- Records supplied -
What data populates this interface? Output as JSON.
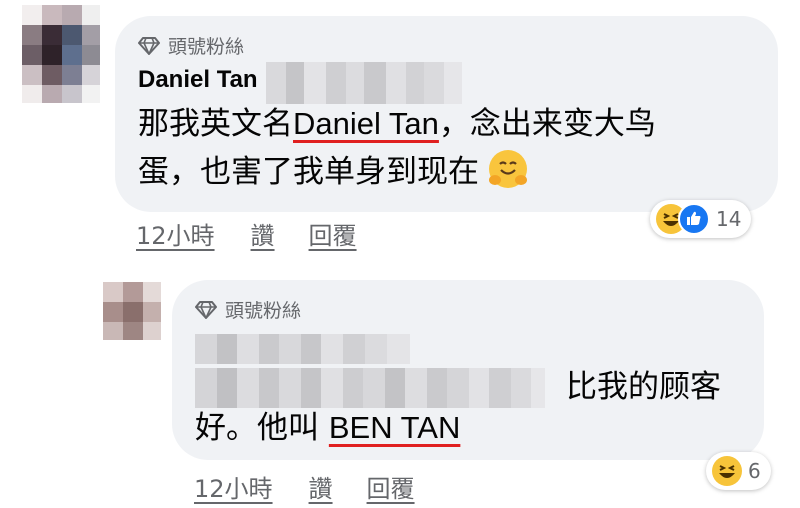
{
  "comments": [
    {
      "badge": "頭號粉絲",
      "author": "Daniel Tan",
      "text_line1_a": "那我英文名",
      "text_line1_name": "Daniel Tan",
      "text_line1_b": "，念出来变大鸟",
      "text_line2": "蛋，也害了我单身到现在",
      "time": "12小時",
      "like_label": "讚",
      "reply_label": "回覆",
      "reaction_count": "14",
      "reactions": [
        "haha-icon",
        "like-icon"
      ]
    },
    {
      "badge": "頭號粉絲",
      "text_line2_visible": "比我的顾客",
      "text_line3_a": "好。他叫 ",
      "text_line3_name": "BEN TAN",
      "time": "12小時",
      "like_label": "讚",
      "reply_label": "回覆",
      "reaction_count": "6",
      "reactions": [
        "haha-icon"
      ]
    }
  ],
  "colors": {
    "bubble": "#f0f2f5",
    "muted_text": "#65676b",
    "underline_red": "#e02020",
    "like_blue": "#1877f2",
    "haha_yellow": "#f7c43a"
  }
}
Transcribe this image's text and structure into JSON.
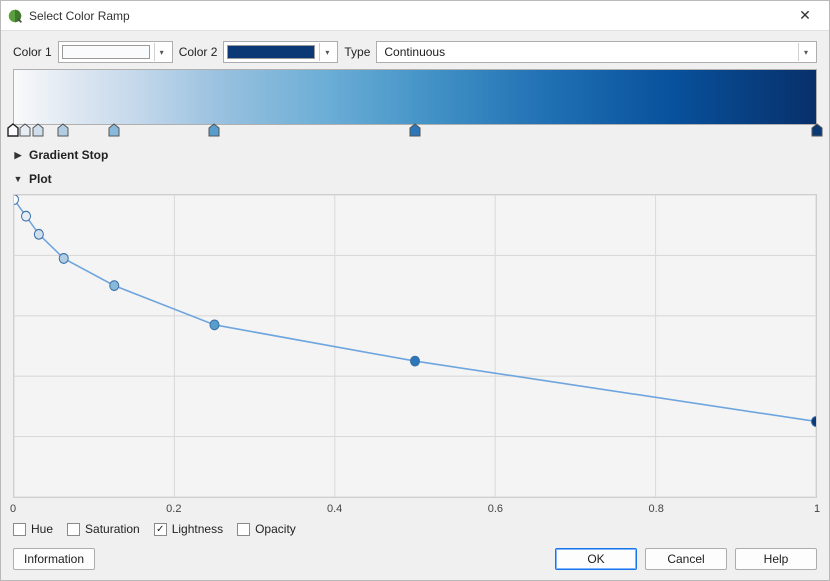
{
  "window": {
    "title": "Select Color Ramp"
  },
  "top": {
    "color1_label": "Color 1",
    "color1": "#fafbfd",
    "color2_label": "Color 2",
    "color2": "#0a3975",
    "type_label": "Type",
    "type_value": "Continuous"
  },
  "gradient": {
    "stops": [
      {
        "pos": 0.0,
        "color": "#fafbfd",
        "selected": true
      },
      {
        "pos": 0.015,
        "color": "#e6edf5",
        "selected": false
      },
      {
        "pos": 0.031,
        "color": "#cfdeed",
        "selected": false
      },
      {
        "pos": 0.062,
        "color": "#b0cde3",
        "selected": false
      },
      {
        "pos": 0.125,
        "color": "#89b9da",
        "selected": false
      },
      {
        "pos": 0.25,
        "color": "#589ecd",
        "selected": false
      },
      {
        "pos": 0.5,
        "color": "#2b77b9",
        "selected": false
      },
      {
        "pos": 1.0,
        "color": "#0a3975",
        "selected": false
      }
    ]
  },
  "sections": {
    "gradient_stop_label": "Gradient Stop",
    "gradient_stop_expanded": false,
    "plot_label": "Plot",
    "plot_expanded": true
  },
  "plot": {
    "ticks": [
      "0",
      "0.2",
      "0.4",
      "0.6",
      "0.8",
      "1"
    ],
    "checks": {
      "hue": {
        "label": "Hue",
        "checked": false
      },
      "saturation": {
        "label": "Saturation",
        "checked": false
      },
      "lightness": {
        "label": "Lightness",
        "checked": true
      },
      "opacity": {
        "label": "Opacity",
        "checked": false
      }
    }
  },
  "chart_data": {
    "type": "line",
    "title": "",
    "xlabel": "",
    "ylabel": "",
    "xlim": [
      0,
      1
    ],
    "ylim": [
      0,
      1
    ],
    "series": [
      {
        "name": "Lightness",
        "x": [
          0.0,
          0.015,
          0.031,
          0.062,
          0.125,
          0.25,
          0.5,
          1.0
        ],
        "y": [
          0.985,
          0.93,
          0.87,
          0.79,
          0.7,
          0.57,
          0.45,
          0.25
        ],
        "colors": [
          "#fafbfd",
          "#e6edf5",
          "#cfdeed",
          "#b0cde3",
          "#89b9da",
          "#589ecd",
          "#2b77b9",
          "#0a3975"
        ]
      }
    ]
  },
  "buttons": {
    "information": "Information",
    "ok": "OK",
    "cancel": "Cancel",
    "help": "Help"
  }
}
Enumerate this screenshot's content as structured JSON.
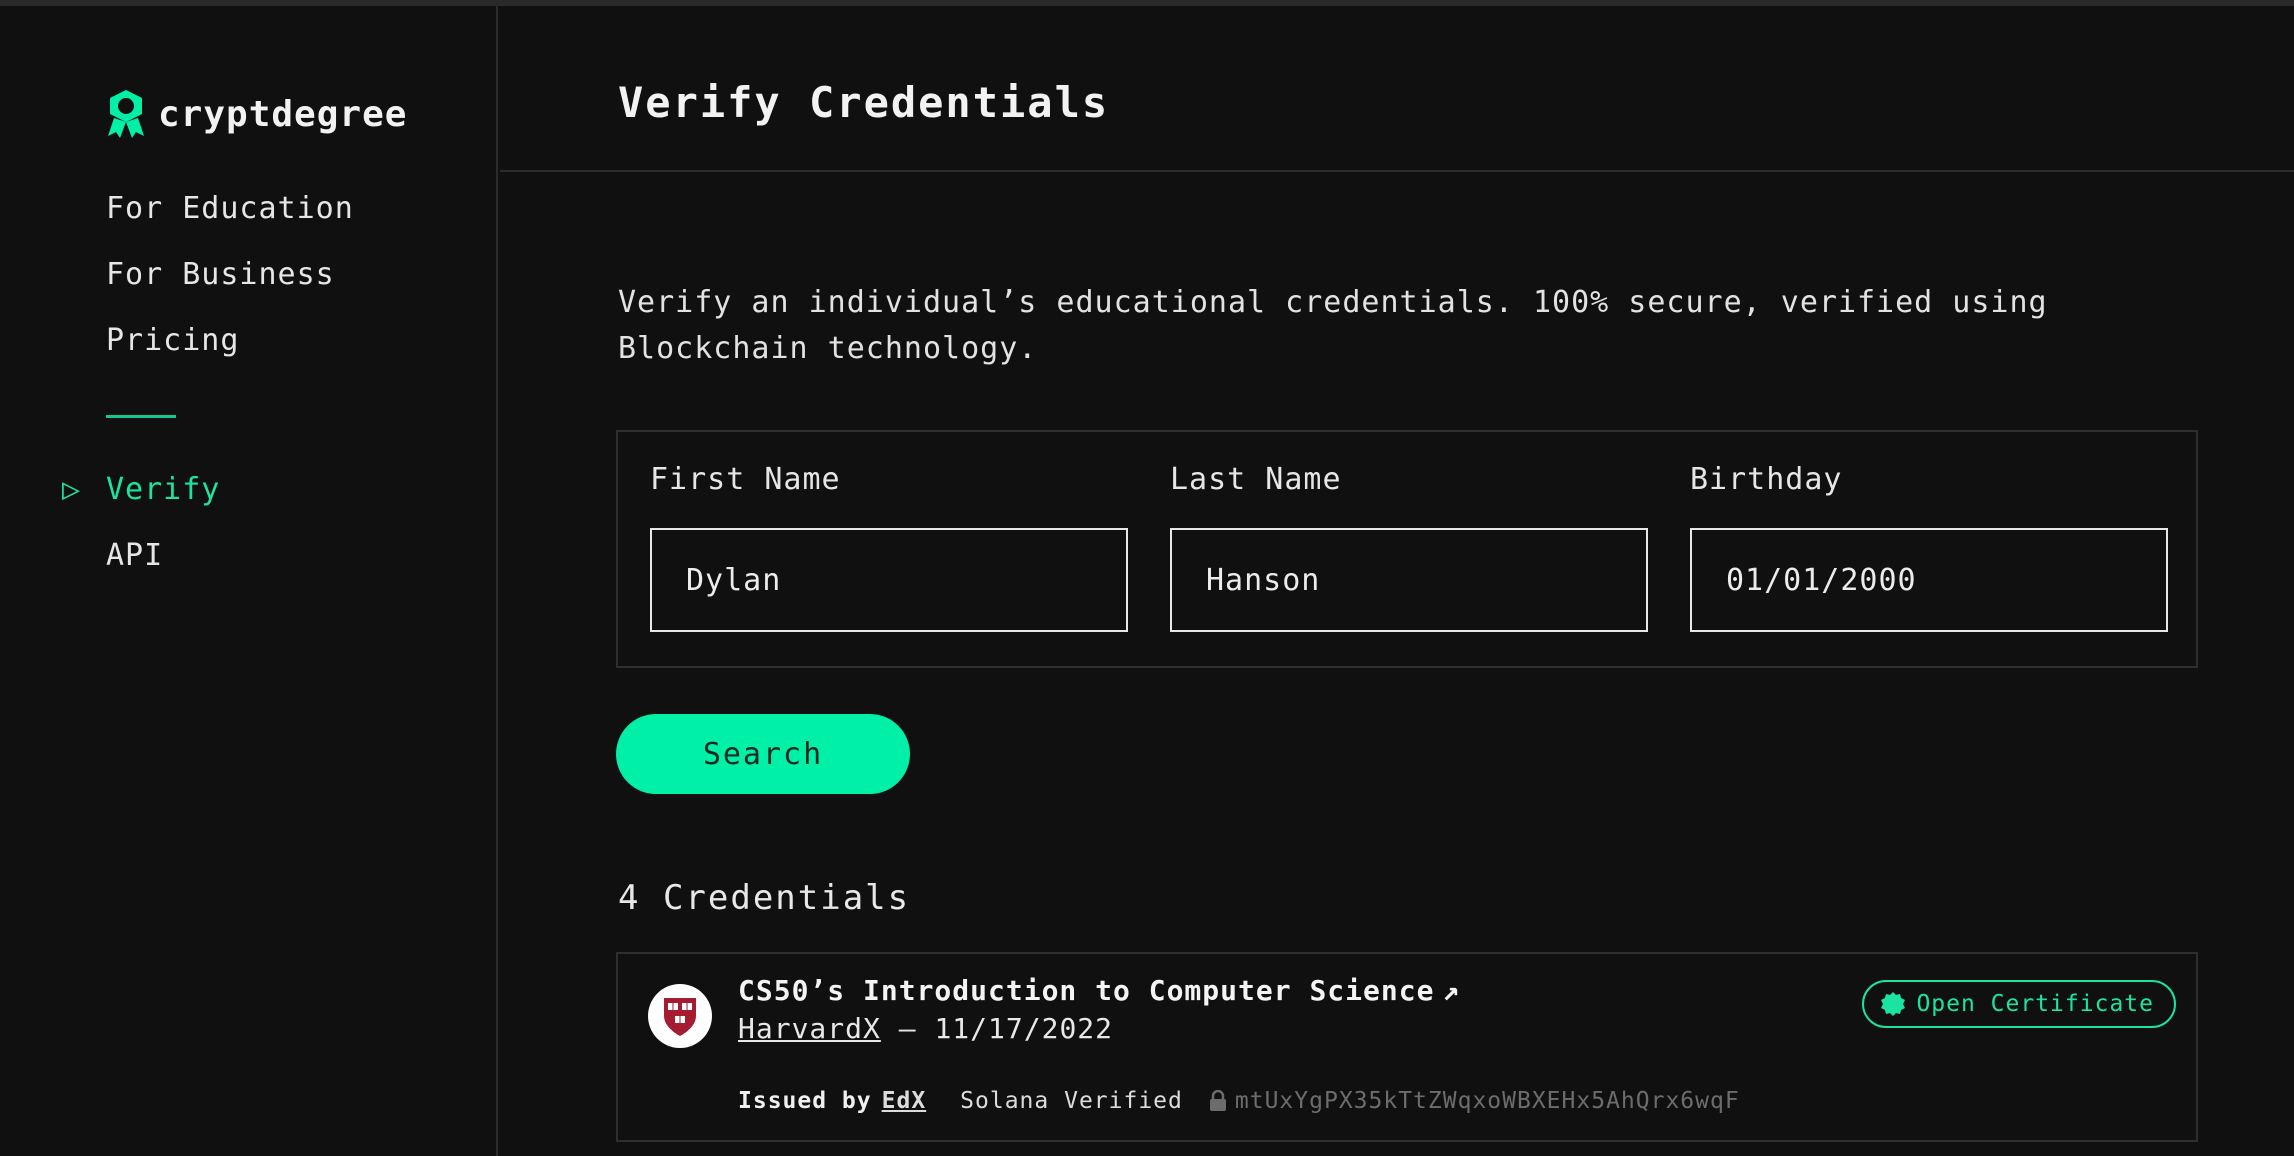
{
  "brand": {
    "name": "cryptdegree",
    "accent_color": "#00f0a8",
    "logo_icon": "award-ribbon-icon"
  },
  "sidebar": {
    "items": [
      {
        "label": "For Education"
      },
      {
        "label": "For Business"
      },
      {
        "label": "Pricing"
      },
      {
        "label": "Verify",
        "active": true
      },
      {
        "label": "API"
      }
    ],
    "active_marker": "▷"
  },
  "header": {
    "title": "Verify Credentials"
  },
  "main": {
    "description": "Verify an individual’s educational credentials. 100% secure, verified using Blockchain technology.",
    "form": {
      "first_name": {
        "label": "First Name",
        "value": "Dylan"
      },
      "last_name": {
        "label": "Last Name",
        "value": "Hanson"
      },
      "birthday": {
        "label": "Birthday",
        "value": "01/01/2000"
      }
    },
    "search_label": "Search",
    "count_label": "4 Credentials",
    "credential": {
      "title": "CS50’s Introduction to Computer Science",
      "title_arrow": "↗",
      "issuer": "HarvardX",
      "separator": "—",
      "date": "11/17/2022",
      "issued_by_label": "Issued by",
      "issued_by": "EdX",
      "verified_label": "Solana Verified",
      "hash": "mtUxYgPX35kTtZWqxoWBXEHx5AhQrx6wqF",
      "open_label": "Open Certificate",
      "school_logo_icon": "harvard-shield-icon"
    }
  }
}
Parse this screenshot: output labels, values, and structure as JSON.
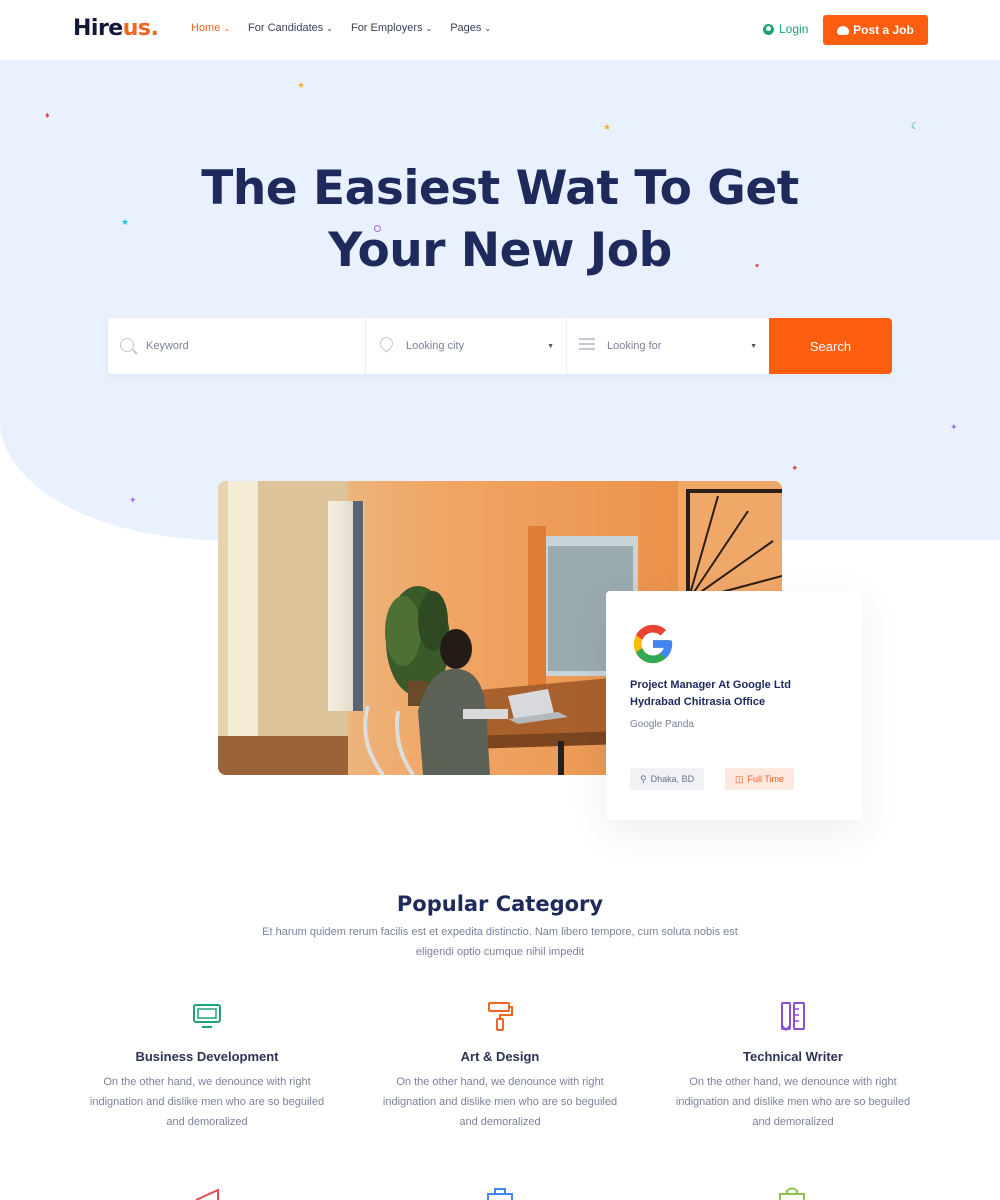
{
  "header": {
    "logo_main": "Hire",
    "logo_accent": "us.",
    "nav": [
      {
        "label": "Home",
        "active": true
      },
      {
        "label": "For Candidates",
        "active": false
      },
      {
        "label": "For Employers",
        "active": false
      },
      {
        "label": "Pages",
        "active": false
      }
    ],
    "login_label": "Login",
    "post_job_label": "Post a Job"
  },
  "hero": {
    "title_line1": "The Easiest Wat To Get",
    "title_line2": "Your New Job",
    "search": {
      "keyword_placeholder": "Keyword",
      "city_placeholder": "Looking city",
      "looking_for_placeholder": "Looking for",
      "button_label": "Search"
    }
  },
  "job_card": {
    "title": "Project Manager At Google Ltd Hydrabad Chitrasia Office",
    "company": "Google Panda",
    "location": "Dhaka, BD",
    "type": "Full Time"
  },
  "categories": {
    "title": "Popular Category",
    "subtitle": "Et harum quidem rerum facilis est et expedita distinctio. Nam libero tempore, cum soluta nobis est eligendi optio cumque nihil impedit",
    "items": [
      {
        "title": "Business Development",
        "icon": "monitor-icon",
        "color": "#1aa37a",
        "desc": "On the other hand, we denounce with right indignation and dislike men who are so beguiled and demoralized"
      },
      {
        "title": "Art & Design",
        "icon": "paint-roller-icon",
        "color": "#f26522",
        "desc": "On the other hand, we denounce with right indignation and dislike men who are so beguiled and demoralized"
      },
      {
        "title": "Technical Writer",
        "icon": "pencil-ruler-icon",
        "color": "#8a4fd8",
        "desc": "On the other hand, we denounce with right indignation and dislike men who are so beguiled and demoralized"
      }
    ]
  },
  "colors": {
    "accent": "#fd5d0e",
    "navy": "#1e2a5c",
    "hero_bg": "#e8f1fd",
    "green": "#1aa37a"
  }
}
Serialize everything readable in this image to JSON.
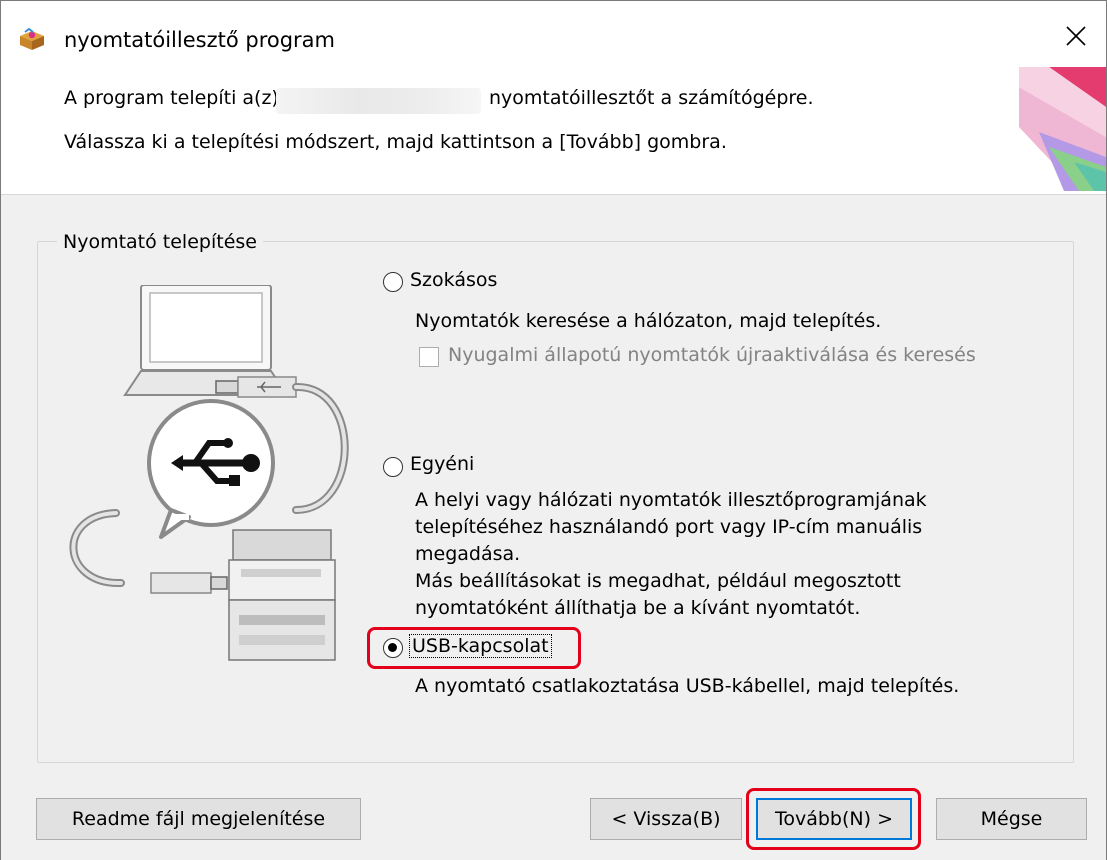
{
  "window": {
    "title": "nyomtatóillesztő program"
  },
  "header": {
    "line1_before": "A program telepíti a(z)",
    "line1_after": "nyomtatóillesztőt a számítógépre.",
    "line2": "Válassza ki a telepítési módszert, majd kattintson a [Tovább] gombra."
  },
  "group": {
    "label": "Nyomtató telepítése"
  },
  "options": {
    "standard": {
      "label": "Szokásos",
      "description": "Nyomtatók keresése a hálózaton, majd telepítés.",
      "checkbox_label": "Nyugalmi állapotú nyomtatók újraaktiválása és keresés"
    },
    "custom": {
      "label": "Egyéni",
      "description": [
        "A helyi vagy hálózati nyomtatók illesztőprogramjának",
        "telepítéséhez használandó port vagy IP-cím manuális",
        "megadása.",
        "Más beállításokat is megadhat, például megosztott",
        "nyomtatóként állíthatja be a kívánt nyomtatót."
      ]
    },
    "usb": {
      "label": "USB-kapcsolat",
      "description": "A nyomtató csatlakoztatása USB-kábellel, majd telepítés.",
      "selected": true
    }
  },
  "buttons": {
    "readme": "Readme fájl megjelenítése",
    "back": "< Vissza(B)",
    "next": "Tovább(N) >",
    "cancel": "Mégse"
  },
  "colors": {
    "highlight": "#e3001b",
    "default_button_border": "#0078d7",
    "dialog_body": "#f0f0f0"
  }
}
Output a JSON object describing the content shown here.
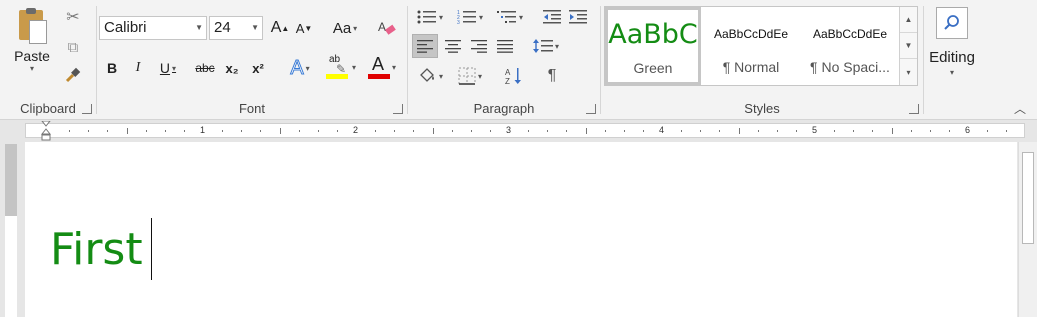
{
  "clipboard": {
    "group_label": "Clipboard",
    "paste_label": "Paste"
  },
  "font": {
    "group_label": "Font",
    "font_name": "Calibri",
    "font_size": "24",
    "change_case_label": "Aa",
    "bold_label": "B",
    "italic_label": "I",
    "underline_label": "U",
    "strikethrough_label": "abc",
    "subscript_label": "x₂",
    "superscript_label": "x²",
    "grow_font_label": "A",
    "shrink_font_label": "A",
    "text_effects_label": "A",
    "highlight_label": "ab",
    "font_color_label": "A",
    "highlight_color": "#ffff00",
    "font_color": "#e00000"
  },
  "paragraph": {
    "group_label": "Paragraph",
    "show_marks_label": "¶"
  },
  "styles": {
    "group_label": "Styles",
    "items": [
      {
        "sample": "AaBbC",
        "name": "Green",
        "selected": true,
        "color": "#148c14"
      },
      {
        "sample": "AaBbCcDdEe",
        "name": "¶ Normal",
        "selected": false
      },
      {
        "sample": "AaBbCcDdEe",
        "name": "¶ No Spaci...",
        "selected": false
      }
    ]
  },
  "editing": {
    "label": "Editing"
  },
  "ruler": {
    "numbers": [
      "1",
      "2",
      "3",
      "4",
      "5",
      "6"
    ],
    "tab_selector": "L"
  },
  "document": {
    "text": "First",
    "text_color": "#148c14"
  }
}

- Aim of the task -
Select every line of the material above holding the word "description" and copy it.

- Output for this exercise -
    "description": "Verify an individual’s educational credentials. 100% secure, verified using Blockchain technology.",
      "description": "Nyomtatók keresése a hálózaton, majd telepítés.",
      "description": [
      "description": "A nyomtató csatlakoztatása USB-kábellel, majd telepítés.",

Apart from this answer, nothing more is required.